- _Directions for this task_:
Only lines with the string "JSON" matter here; gather them from the material below.

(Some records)

.....

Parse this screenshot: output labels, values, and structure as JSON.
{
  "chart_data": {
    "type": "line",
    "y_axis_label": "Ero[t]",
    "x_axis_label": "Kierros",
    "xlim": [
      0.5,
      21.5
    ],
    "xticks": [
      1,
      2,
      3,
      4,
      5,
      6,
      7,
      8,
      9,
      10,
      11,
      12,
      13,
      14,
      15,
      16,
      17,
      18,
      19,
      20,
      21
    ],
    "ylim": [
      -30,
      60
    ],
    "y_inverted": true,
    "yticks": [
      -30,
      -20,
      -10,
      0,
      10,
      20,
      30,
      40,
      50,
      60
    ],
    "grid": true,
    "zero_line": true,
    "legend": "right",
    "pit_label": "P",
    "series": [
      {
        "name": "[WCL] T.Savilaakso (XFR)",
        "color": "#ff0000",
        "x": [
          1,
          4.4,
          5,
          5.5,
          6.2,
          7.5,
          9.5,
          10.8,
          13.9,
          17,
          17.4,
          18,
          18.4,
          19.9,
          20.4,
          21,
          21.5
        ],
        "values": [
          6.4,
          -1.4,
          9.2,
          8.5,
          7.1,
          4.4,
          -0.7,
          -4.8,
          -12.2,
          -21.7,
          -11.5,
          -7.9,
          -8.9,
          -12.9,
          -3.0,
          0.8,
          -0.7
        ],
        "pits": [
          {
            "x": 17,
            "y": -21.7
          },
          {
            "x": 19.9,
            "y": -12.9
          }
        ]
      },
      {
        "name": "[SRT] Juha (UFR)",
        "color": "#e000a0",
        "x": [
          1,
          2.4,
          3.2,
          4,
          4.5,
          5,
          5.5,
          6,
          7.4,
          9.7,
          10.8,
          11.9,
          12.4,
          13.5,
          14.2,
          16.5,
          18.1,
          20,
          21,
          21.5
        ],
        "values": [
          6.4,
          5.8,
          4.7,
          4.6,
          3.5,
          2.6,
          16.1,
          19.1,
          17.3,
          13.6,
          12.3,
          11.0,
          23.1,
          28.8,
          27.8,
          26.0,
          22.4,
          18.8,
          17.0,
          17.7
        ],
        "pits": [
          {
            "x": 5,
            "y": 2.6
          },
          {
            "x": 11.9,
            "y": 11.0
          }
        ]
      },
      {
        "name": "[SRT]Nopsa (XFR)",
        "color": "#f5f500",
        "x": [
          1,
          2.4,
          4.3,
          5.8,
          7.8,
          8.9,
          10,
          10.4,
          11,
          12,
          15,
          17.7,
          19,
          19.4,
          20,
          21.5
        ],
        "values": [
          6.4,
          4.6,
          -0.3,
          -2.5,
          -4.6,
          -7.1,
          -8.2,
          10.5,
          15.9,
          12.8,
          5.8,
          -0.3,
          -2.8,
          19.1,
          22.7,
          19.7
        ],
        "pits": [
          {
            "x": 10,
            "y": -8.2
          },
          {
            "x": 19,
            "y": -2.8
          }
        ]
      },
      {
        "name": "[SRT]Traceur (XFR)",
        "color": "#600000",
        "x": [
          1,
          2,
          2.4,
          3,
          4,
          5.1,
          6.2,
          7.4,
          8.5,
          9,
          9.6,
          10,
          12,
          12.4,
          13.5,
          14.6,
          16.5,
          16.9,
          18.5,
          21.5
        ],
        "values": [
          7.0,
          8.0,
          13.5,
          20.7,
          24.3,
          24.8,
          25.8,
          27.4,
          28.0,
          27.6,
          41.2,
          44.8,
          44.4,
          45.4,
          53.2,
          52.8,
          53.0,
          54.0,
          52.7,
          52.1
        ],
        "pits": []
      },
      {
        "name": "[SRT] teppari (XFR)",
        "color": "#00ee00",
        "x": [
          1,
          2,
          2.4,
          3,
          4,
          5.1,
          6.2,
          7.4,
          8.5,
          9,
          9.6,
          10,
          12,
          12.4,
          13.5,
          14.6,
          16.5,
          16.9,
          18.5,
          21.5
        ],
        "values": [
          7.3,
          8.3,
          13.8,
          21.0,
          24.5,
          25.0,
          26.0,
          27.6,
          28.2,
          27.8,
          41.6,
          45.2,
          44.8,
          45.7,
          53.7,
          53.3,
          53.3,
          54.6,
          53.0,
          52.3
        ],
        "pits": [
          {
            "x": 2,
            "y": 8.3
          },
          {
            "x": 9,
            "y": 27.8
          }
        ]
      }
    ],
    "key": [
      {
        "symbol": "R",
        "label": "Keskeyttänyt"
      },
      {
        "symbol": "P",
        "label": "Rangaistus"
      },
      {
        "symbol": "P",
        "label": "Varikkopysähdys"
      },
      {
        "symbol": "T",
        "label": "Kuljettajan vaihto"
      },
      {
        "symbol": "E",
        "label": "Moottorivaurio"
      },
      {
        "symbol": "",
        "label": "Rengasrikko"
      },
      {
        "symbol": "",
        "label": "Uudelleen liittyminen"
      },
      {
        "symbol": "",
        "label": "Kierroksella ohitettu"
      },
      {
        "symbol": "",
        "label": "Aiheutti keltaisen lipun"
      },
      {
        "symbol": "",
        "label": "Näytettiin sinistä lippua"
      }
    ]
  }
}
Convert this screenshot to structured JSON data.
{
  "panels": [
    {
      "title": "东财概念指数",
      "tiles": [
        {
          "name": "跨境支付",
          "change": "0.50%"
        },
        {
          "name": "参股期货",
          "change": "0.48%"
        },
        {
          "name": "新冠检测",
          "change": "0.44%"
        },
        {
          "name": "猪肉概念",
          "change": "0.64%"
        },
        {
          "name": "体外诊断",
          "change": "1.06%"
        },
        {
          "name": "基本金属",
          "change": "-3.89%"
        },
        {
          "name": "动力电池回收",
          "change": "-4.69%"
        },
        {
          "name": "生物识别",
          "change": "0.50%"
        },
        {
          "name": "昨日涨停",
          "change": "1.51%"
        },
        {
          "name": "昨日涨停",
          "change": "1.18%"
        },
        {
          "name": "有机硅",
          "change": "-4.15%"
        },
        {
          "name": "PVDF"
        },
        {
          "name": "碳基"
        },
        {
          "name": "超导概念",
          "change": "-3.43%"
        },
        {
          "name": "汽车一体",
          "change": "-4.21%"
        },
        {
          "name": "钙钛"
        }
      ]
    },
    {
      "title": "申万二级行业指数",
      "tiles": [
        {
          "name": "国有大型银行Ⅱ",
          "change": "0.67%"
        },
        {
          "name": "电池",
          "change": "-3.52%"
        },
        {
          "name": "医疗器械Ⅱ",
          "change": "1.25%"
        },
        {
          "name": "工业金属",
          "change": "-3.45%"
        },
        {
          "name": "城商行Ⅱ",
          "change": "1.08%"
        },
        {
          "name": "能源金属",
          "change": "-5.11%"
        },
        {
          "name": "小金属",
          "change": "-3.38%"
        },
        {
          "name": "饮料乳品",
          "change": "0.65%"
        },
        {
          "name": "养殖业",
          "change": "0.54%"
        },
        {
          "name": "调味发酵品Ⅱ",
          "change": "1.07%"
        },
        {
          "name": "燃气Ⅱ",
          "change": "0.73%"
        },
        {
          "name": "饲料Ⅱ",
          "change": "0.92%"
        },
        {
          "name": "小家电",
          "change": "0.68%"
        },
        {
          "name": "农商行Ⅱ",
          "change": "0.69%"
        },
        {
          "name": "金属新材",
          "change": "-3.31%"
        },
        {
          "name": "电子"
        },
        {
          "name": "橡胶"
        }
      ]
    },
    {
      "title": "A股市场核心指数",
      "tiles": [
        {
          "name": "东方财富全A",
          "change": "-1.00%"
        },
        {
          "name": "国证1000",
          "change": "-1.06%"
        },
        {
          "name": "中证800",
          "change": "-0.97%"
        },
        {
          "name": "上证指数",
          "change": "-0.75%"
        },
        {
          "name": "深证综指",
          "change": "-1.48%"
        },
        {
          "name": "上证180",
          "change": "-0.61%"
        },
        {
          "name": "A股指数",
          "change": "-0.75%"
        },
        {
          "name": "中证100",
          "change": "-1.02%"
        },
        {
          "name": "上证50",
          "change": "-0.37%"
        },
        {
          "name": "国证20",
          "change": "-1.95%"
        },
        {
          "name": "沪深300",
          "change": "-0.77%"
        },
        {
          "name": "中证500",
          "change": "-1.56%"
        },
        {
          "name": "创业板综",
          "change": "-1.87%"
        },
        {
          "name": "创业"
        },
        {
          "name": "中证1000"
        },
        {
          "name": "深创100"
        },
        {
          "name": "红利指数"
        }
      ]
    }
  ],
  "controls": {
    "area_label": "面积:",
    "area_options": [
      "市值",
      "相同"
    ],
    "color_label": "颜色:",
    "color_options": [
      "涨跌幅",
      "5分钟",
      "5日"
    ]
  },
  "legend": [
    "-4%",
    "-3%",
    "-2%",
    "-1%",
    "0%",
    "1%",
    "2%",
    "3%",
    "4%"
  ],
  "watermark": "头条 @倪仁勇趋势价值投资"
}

.....

- _Exercise output_:
Parse this screenshot: output labels, values, and structure as JSON.
Convert this screenshot to structured JSON data.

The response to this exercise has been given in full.